→ WRITTEN EXERCISE
Render all of the material below as a Markdown table with the columns No. and Entry, giving each line its own numbered row and skipping blank lines. Leave the pictures out.

→ DATA EXTRACT

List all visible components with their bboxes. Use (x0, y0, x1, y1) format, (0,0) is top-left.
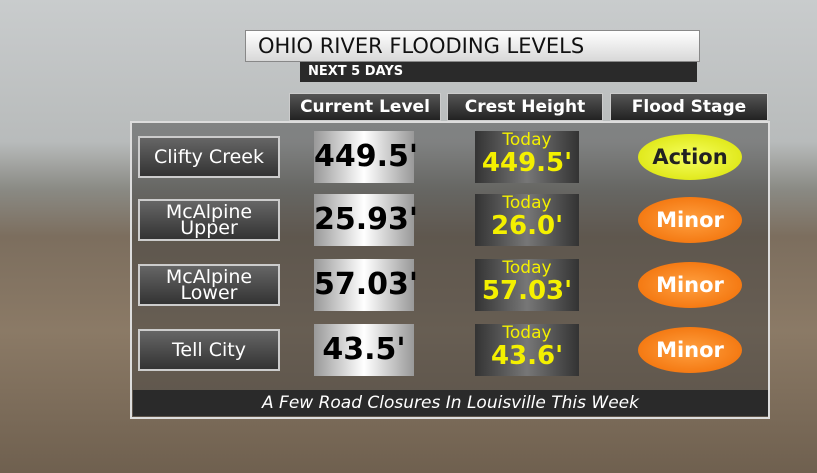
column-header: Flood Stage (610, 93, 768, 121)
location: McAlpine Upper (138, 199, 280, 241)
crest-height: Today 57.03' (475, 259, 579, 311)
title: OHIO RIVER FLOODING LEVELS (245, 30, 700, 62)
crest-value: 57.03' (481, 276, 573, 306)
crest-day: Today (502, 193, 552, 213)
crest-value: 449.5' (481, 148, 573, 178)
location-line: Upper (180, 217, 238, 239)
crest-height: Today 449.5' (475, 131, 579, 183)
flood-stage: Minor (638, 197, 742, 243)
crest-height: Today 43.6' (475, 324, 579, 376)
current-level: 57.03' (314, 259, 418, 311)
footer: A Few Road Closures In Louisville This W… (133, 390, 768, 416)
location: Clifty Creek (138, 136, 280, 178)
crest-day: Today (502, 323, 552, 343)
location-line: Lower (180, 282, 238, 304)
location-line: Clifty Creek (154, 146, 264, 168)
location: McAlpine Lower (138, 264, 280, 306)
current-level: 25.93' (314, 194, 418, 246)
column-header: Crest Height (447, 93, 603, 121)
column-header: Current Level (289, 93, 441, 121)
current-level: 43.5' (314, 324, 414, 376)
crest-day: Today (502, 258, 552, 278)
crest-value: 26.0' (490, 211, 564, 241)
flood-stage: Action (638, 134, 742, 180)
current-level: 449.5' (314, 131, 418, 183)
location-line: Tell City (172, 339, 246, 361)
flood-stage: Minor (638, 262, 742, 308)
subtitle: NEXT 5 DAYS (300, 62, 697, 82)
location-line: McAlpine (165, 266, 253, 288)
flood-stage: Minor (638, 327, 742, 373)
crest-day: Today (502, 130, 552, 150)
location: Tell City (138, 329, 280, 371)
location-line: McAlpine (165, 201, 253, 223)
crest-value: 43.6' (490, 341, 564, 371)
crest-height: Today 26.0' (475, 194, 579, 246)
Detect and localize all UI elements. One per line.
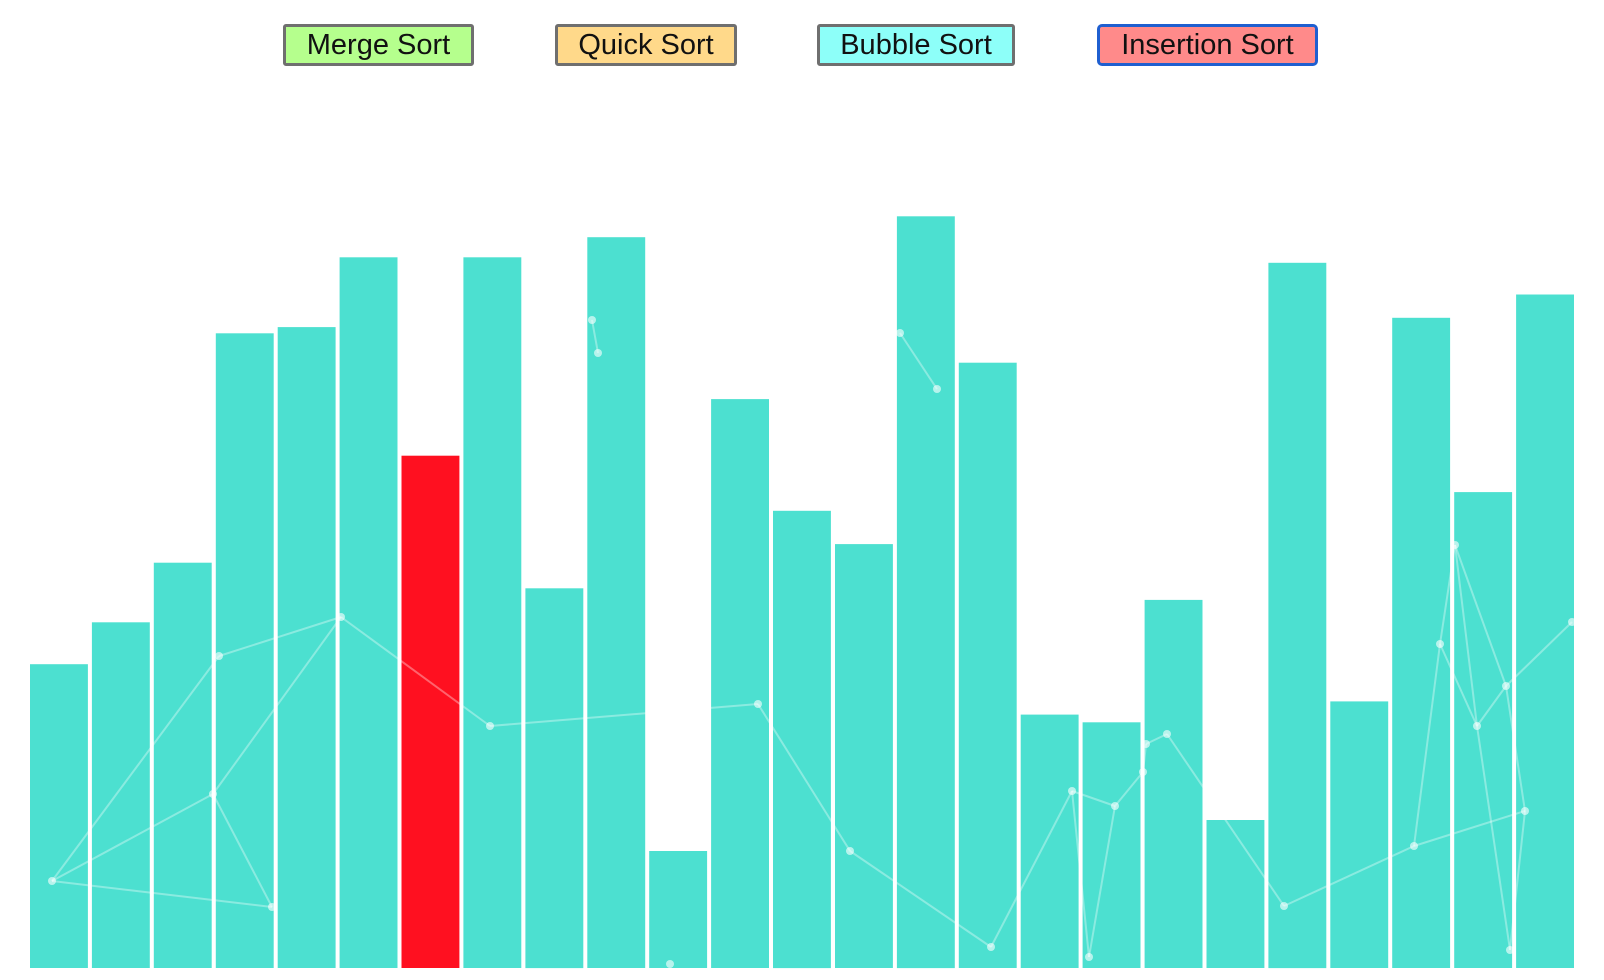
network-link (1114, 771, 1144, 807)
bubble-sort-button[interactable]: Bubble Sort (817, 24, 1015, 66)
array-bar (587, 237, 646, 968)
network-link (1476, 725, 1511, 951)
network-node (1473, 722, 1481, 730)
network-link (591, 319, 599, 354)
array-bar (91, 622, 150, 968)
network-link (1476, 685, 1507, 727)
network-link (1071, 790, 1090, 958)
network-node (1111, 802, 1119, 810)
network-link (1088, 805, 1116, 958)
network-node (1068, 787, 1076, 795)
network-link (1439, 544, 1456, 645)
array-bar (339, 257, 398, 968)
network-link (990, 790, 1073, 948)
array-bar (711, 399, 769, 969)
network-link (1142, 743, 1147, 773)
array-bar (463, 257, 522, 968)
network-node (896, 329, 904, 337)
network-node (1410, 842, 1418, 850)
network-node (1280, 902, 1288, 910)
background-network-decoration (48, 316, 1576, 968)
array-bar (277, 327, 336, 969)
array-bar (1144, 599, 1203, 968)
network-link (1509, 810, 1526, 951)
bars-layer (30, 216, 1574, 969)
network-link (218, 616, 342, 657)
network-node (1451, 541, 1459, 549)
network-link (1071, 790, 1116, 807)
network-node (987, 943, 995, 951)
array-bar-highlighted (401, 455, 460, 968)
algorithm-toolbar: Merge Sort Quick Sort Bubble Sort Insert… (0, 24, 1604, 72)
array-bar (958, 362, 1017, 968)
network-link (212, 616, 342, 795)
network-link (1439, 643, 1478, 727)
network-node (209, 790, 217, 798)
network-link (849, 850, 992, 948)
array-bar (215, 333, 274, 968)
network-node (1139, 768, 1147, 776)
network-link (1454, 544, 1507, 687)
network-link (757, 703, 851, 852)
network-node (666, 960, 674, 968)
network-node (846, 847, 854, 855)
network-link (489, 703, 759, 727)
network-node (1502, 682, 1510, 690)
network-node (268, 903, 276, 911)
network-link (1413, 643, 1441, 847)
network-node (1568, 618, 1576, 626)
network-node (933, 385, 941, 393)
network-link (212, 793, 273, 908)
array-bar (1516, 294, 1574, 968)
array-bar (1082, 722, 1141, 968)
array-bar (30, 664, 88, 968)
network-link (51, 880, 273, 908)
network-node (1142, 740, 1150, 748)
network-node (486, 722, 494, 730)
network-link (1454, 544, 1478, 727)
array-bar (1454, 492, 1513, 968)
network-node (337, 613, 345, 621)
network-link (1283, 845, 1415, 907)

→ FINAL RESULT
| No. | Entry |
|---|---|
| 1 | List all visible components with their bboxes. Use (x0, y0, x1, y1) format, (0,0) is top-left. |
| 2 | column-header: Flood Stage (610, 93, 768, 121) |
| 3 | location: McAlpine Upper (138, 199, 280, 241) |
| 4 | crest-height: Today 57.03' (475, 259, 579, 311) |
| 5 | title: OHIO RIVER FLOODING LEVELS (245, 30, 700, 62) |
| 6 | crest-value: 57.03' (481, 276, 573, 306) |
| 7 | crest-day: Today (502, 193, 552, 213) |
| 8 | crest-value: 449.5' (481, 148, 573, 178) |
| 9 | location-line: Upper (180, 217, 238, 239) |
| 10 | crest-height: Today 449.5' (475, 131, 579, 183) |
| 11 | flood-stage: Minor (638, 197, 742, 243) |
| 12 | crest-height: Today 43.6' (475, 324, 579, 376) |
| 13 | current-level: 57.03' (314, 259, 418, 311) |
| 14 | footer: A Few Road Closures In Louisville This W… (133, 390, 768, 416) |
| 15 | location: Clifty Creek (138, 136, 280, 178) |
| 16 | crest-day: Today (502, 323, 552, 343) |
| 17 | location-line: Lower (180, 282, 238, 304) |
| 18 | location-line: Clifty Creek (154, 146, 264, 168) |
| 19 | location: McAlpine Lower (138, 264, 280, 306) |
| 20 | current-level: 25.93' (314, 194, 418, 246) |
| 21 | column-header: Crest Height (447, 93, 603, 121) |
| 22 | column-header: Current Level (289, 93, 441, 121) |
| 23 | current-level: 43.5' (314, 324, 414, 376) |
| 24 | crest-day: Today (502, 258, 552, 278) |
| 25 | crest-value: 26.0' (490, 211, 564, 241) |
| 26 | flood-stage: Action (638, 134, 742, 180) |
| 27 | current-level: 449.5' (314, 131, 418, 183) |
| 28 | location-line: Tell City (172, 339, 246, 361) |
| 29 | flood-stage: Minor (638, 262, 742, 308) |
| 30 | subtitle: NEXT 5 DAYS (300, 62, 697, 82) |
| 31 | location-line: McAlpine (165, 266, 253, 288) |
| 32 | flood-stage: Minor (638, 327, 742, 373) |
| 33 | crest-day: Today (502, 130, 552, 150) |
| 34 | location: Tell City (138, 329, 280, 371) |
| 35 | location-line: McAlpine (165, 201, 253, 223) |
| 36 | crest-value: 43.6' (490, 341, 564, 371) |
| 37 | crest-height: Today 26.0' (475, 194, 579, 246) |
| 38 | Detect and localize all UI elements. One per line. |
| 39 | network-link (1114, 771, 1144, 807) |
| 40 | bubble-sort-button[interactable]: Bubble Sort (817, 24, 1015, 66) |
| 41 | array-bar (587, 237, 646, 968) |
| 42 | network-link (1476, 725, 1511, 951) |
| 43 | network-node (1473, 722, 1481, 730) |
| 44 | network-link (591, 319, 599, 354) |
| 45 | array-bar (91, 622, 150, 968) |
| 46 | network-link (1476, 685, 1507, 727) |
| 47 | network-link (1071, 790, 1090, 958) |
| 48 | network-node (1111, 802, 1119, 810) |
| 49 | network-link (1088, 805, 1116, 958) |
| 50 | network-node (1068, 787, 1076, 795) |
| 51 | network-link (1439, 544, 1456, 645) |
| 52 | array-bar (339, 257, 398, 968) |
| 53 | network-link (990, 790, 1073, 948) |
| 54 | array-bar (711, 399, 769, 969) |
| 55 | network-link (1142, 743, 1147, 773) |
| 56 | array-bar (463, 257, 522, 968) |
| 57 | network-node (896, 329, 904, 337) |
| 58 | network-node (1410, 842, 1418, 850) |
| 59 | network-node (1280, 902, 1288, 910) |
| 60 | background-network-decoration (48, 316, 1576, 968) |
| 61 | array-bar (277, 327, 336, 969) |
| 62 | array-bar (1144, 599, 1203, 968) |
| 63 | network-link (1509, 810, 1526, 951) |
| 64 | bars-layer (30, 216, 1574, 969) |
| 65 | network-link (218, 616, 342, 657) |
| 66 | network-node (1451, 541, 1459, 549) |
| 67 | network-link (1071, 790, 1116, 807) |
| 68 | network-node (987, 943, 995, 951) |
| 69 | array-bar-highlighted (401, 455, 460, 968) |
| 70 | algorithm-toolbar: Merge Sort Quick Sort Bubble Sort Insert… (0, 24, 1604, 72) |
| 71 | array-bar (958, 362, 1017, 968) |
| 72 | network-link (212, 616, 342, 795) |
| 73 | network-link (1439, 643, 1478, 727) |
| 74 | network-node (209, 790, 217, 798) |
| 75 | network-link (849, 850, 992, 948) |
| 76 | array-bar (215, 333, 274, 968) |
| 77 | network-node (1139, 768, 1147, 776) |
| 78 | network-link (1454, 544, 1507, 687) |
| 79 | network-link (757, 703, 851, 852) |
| 80 | network-node (666, 960, 674, 968) |
| 81 | network-node (846, 847, 854, 855) |
| 82 | network-link (489, 703, 759, 727) |
| 83 | network-node (1502, 682, 1510, 690) |
| 84 | network-node (268, 903, 276, 911) |
| 85 | network-link (1413, 643, 1441, 847) |
| 86 | network-node (1568, 618, 1576, 626) |
| 87 | network-node (933, 385, 941, 393) |
| 88 | network-link (212, 793, 273, 908) |
| 89 | array-bar (1516, 294, 1574, 968) |
| 90 | array-bar (1082, 722, 1141, 968) |
| 91 | array-bar (30, 664, 88, 968) |
| 92 | network-link (51, 880, 273, 908) |
| 93 | network-node (1142, 740, 1150, 748) |
| 94 | network-node (486, 722, 494, 730) |
| 95 | network-link (1454, 544, 1478, 727) |
| 96 | array-bar (1454, 492, 1513, 968) |
| 97 | network-node (337, 613, 345, 621) |
| 98 | network-link (1283, 845, 1415, 907) |